### STATED TASK
Go through the entries below and collect each line with the string "τοπογραφικό" in it.
·····
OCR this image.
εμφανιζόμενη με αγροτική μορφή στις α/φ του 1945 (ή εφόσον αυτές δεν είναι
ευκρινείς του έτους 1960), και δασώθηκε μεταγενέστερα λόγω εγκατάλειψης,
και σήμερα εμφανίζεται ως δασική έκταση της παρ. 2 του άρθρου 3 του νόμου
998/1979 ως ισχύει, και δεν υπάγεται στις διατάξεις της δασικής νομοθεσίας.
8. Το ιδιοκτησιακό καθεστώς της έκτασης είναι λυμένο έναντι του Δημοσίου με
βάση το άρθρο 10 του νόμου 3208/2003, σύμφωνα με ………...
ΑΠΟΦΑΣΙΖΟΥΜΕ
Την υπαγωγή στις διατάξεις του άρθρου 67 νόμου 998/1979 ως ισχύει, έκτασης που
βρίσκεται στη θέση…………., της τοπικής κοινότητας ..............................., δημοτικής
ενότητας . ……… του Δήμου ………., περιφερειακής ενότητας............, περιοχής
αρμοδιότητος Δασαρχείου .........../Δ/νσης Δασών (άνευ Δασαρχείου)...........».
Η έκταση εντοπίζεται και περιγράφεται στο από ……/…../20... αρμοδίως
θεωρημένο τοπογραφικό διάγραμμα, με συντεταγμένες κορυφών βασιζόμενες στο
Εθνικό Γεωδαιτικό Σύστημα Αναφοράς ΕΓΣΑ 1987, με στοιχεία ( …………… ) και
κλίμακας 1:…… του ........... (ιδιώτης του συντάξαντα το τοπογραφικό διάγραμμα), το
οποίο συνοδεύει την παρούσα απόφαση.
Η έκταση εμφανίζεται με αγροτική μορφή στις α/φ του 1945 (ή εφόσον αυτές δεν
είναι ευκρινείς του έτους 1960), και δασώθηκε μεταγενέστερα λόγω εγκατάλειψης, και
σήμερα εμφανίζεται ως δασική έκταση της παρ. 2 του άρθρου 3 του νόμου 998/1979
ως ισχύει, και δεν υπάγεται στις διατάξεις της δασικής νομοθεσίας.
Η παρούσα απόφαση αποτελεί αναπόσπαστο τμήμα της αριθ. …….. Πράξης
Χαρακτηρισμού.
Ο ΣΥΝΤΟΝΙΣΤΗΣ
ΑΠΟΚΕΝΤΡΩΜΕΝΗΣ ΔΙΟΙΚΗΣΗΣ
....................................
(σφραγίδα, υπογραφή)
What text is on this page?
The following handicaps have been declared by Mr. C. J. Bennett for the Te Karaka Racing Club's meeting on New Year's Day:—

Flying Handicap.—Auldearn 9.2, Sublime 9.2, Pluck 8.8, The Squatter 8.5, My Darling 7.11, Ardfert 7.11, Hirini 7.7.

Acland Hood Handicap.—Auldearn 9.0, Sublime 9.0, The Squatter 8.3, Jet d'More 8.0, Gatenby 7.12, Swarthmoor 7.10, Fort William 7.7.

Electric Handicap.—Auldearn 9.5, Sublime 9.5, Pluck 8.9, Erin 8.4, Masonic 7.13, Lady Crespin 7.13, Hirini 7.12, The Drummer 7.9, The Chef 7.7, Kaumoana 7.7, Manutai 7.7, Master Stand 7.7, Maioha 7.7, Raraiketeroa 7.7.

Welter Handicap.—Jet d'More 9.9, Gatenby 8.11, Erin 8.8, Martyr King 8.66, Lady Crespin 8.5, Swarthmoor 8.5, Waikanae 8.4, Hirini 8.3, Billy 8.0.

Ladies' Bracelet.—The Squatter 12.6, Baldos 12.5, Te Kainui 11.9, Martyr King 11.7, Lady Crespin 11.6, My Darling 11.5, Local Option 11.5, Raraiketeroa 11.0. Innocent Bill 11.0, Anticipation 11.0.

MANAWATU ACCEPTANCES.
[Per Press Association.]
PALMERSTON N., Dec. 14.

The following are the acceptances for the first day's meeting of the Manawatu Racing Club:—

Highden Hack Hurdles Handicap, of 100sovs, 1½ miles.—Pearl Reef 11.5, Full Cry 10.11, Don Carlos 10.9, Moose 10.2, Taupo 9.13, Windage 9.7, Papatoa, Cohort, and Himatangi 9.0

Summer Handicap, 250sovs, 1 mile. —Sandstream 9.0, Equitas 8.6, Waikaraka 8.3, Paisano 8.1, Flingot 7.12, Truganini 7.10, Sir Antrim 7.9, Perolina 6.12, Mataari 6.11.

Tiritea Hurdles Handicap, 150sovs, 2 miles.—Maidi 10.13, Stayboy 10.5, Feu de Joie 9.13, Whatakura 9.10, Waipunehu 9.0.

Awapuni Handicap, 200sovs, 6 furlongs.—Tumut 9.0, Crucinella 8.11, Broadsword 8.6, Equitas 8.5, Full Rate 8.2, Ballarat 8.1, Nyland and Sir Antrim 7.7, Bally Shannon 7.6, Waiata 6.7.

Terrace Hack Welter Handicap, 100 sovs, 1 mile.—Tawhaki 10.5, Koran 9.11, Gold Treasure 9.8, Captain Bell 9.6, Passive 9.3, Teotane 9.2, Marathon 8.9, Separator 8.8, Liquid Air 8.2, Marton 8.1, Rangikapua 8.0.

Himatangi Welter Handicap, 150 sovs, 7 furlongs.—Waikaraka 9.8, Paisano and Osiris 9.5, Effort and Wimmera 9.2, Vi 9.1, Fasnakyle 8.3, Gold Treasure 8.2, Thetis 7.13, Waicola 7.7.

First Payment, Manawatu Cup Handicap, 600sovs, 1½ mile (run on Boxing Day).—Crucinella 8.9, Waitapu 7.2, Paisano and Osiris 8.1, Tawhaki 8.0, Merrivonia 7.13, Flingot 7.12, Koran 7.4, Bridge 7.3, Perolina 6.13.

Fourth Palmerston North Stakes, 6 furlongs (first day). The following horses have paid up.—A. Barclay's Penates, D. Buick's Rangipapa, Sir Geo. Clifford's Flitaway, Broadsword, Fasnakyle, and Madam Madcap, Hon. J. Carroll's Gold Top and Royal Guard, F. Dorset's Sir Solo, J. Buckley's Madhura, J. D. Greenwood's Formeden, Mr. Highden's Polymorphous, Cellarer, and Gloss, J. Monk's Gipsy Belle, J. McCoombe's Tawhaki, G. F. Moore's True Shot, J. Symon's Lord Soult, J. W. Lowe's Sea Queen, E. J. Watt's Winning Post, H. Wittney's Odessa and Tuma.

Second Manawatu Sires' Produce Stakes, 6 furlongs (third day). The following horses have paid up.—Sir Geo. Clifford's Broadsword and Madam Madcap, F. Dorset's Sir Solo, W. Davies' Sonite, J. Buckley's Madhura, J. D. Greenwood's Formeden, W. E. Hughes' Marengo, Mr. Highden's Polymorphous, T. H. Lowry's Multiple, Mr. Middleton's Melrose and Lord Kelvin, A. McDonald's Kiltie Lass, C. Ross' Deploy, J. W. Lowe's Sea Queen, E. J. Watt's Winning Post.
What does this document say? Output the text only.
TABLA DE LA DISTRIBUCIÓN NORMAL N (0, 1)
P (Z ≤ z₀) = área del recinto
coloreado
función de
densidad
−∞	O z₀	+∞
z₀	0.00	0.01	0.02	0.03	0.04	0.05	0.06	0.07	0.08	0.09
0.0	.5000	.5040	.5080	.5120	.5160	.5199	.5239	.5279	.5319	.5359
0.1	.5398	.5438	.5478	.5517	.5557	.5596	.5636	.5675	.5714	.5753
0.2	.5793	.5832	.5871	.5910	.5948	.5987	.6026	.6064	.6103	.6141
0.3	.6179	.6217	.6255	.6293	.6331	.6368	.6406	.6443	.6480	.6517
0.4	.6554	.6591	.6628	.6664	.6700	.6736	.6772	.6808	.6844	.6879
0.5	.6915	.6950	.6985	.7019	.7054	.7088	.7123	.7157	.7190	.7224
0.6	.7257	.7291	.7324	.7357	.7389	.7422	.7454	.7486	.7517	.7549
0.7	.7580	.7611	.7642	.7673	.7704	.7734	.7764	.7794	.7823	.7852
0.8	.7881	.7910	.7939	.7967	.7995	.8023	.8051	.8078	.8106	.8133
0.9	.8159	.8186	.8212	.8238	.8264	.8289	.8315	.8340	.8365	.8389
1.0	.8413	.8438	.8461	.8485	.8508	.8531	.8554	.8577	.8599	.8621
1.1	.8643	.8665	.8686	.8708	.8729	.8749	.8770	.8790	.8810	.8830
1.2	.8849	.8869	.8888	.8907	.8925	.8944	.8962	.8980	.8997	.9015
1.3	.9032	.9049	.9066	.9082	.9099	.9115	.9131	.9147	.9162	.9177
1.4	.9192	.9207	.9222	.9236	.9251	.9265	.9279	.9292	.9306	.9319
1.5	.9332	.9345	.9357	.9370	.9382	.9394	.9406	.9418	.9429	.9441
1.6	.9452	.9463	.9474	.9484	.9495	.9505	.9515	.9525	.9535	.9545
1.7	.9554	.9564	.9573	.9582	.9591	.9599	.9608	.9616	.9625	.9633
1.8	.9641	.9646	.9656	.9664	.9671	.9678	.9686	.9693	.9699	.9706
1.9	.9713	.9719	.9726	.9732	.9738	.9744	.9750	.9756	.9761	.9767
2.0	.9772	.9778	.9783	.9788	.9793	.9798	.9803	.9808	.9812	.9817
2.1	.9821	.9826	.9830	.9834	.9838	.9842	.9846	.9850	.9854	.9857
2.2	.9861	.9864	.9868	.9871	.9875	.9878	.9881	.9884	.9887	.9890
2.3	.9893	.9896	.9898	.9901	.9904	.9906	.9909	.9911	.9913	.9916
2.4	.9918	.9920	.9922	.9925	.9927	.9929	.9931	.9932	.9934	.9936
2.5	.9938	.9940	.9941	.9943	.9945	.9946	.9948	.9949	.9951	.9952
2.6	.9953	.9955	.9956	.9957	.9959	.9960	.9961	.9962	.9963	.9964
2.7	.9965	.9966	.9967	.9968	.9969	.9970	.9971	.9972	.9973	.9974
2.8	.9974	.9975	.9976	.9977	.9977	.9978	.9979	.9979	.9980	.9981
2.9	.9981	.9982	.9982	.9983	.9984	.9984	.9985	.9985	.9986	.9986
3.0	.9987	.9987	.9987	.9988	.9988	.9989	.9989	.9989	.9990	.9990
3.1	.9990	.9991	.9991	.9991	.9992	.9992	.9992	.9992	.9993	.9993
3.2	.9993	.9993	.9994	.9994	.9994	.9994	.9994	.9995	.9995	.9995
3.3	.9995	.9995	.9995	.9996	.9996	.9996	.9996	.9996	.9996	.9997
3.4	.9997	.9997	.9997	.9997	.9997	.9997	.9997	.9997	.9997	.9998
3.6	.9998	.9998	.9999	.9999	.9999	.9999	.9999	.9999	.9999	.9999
·····
### RESPONSE
θεωρημένο τοπογραφικό διάγραμμα, με συντεταγμένες κορυφών βασιζόμενες στο
κλίμακας 1:…… του ........... (ιδιώτης του συντάξαντα το τοπογραφικό διάγραμμα), το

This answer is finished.